# [ACTIVITY]
Each line of the data below that holds the word "RALA" is to be reported in full.
--- RECORD EXCERPTS Enclosed Below ---
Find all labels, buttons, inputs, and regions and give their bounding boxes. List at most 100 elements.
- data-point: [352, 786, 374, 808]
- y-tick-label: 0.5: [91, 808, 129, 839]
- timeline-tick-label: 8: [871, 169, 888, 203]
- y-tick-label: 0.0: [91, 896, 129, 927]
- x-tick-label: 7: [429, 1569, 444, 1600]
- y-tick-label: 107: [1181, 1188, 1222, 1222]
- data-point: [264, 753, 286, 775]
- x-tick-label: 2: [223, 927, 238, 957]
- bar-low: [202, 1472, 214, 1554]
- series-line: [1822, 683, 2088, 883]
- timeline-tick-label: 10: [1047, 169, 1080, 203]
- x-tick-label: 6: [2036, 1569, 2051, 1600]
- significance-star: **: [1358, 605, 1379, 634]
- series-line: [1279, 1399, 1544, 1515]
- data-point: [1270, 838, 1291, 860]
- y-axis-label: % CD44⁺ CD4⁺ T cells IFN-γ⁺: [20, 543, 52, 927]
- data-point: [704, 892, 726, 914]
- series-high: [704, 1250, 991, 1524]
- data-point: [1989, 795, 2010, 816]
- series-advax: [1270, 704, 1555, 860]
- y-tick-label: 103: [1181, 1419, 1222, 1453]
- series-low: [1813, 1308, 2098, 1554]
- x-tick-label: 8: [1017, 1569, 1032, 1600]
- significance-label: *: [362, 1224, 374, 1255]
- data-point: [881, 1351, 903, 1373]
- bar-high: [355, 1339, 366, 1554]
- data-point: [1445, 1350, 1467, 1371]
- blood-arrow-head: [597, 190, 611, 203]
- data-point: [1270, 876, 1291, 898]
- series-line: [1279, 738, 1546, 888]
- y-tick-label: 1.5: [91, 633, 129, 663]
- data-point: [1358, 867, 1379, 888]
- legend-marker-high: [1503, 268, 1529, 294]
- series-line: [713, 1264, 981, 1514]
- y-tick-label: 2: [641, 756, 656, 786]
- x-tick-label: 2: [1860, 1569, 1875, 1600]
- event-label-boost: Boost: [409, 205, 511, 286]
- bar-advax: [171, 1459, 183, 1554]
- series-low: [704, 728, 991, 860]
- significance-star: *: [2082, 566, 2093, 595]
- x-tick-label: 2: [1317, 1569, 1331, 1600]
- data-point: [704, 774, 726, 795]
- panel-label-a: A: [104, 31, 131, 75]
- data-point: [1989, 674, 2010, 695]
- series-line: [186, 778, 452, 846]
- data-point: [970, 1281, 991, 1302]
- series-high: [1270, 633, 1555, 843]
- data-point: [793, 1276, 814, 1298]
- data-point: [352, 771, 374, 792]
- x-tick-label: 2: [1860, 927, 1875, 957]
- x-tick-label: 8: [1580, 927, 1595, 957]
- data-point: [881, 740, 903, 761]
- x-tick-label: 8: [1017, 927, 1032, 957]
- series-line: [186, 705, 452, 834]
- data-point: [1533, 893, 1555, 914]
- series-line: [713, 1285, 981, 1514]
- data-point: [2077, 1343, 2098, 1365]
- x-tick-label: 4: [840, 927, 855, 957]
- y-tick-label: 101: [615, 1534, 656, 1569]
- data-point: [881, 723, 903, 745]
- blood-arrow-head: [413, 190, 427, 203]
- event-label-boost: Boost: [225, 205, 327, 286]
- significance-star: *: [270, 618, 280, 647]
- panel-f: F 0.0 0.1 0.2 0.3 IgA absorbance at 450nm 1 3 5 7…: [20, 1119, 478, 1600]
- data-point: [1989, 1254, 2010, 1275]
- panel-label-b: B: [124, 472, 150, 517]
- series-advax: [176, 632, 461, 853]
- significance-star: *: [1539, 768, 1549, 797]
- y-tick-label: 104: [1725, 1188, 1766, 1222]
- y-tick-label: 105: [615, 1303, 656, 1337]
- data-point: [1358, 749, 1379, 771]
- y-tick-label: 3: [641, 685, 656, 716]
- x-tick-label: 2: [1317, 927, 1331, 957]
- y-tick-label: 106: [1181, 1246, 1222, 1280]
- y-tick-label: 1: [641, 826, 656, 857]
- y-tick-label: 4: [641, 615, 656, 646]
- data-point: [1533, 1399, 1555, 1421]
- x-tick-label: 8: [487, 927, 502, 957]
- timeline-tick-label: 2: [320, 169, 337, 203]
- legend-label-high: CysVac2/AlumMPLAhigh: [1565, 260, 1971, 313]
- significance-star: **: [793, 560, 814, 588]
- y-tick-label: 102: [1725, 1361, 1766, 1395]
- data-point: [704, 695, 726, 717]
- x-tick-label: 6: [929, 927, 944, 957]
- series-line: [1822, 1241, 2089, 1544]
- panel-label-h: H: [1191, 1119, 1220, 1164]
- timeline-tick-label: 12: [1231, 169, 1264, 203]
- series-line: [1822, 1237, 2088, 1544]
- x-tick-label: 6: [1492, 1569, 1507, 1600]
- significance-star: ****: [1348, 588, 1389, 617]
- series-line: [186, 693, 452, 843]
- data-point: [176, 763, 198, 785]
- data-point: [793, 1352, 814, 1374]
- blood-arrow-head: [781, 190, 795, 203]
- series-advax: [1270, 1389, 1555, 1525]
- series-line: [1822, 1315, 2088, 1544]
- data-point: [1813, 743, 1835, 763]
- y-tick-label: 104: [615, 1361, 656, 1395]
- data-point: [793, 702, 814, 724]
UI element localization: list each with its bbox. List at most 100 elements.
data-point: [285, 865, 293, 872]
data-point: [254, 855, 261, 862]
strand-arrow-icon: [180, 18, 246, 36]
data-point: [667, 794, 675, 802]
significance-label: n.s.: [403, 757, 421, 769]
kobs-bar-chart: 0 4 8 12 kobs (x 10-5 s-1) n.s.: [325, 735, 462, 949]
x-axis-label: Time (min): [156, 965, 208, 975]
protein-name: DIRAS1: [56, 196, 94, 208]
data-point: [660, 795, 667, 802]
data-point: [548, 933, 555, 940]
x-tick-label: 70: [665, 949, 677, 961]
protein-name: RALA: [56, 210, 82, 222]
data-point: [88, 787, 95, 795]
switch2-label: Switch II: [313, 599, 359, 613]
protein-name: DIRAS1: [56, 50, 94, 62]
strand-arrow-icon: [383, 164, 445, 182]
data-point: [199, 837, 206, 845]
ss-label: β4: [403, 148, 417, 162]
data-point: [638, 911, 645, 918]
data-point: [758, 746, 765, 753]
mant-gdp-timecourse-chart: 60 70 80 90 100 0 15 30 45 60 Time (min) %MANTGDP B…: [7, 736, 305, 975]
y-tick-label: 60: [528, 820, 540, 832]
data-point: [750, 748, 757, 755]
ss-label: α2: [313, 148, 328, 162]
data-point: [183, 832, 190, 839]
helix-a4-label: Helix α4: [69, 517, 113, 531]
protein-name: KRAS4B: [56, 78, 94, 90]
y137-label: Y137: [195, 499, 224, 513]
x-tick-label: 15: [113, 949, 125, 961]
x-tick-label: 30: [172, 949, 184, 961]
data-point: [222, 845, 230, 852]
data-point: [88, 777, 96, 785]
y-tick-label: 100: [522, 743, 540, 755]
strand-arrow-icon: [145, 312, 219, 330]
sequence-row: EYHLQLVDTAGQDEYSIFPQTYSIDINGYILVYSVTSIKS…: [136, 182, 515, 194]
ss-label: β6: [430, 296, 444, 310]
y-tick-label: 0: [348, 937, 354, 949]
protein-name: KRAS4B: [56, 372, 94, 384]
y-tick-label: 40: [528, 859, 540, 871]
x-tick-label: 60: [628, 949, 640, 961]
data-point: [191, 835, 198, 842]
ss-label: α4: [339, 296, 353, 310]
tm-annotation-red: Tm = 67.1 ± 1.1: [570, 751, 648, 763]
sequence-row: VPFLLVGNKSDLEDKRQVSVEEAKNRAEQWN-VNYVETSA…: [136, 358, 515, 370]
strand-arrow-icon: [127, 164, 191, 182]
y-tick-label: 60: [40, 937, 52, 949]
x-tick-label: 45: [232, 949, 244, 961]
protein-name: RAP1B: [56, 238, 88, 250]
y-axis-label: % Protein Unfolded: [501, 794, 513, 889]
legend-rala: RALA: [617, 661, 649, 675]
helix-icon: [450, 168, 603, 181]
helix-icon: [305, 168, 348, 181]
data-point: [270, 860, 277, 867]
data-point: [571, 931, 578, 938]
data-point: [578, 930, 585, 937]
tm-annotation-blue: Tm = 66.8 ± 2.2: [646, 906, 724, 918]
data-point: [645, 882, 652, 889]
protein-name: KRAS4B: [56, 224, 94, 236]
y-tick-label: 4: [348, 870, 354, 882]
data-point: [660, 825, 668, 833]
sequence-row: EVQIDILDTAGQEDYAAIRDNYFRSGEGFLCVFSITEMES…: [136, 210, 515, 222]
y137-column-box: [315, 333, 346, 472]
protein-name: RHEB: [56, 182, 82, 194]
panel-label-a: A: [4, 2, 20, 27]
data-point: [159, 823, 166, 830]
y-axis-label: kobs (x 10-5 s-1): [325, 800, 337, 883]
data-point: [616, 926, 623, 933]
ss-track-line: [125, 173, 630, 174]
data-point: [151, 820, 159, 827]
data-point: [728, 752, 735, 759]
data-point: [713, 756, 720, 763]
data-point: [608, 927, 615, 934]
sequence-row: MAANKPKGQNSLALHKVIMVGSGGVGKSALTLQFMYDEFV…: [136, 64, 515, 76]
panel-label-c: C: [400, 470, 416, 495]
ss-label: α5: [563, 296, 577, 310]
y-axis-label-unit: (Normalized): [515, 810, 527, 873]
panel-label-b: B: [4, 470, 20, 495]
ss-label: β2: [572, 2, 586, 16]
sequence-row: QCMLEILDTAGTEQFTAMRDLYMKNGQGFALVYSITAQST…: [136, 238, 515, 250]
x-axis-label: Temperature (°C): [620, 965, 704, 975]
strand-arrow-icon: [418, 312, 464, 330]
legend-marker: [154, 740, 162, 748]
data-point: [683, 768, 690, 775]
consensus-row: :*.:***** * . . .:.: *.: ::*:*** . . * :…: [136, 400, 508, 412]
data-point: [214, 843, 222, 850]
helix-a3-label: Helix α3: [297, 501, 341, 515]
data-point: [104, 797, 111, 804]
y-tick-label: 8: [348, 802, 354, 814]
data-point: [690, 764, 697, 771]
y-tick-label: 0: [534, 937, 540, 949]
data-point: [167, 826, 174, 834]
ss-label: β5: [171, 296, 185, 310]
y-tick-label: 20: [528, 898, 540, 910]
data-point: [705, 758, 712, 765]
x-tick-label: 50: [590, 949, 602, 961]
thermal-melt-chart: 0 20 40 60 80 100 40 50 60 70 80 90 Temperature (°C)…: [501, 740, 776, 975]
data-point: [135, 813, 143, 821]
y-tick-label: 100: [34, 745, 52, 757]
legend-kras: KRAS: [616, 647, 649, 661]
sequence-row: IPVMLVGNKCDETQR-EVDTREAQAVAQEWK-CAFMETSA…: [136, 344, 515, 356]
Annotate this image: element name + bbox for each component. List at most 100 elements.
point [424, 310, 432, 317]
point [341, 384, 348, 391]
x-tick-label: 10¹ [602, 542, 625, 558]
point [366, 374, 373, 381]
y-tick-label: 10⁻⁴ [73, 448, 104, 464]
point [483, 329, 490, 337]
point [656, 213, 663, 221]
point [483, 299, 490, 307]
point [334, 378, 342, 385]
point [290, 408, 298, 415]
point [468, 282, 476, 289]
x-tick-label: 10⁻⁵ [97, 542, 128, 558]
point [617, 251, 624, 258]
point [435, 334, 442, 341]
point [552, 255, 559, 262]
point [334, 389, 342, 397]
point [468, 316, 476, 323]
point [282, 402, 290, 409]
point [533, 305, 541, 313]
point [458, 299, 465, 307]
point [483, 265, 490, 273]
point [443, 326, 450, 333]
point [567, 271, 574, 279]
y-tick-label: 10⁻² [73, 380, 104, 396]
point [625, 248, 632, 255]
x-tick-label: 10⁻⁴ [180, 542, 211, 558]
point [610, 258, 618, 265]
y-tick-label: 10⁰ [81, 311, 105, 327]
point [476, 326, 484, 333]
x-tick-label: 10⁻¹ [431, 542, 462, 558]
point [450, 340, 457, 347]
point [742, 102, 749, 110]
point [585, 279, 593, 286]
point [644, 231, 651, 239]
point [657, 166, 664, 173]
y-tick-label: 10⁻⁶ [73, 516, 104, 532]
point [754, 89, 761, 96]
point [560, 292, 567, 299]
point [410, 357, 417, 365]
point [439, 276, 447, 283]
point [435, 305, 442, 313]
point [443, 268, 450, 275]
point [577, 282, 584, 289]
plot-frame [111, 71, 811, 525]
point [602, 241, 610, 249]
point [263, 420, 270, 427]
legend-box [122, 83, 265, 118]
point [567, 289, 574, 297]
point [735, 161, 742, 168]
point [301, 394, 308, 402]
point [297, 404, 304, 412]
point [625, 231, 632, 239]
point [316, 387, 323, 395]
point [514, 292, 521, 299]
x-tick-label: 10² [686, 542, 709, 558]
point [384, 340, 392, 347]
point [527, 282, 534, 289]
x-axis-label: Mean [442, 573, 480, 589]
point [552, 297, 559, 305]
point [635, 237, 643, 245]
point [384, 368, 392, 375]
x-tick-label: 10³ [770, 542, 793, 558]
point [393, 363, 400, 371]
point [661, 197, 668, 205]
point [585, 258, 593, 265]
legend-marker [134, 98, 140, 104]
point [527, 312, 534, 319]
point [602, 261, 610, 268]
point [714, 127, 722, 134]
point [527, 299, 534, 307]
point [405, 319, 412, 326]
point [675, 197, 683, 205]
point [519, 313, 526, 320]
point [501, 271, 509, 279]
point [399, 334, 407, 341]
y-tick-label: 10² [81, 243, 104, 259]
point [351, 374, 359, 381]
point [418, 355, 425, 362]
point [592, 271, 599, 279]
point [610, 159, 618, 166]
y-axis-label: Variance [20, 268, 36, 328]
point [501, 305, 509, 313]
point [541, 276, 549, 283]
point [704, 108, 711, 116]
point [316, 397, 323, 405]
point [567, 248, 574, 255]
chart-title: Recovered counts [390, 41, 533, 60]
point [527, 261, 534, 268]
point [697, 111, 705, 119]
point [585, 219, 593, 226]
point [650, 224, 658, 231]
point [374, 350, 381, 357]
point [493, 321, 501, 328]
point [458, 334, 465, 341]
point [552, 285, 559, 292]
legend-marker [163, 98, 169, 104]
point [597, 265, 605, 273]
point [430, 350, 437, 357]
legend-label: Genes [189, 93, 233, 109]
--- End of Enclosed RECORD EXCERPTS ---
# [SOLUTION FOR THIS PROBLEM]
protein-name: RALA: [56, 210, 82, 222]
legend-rala: RALA: [617, 661, 649, 675]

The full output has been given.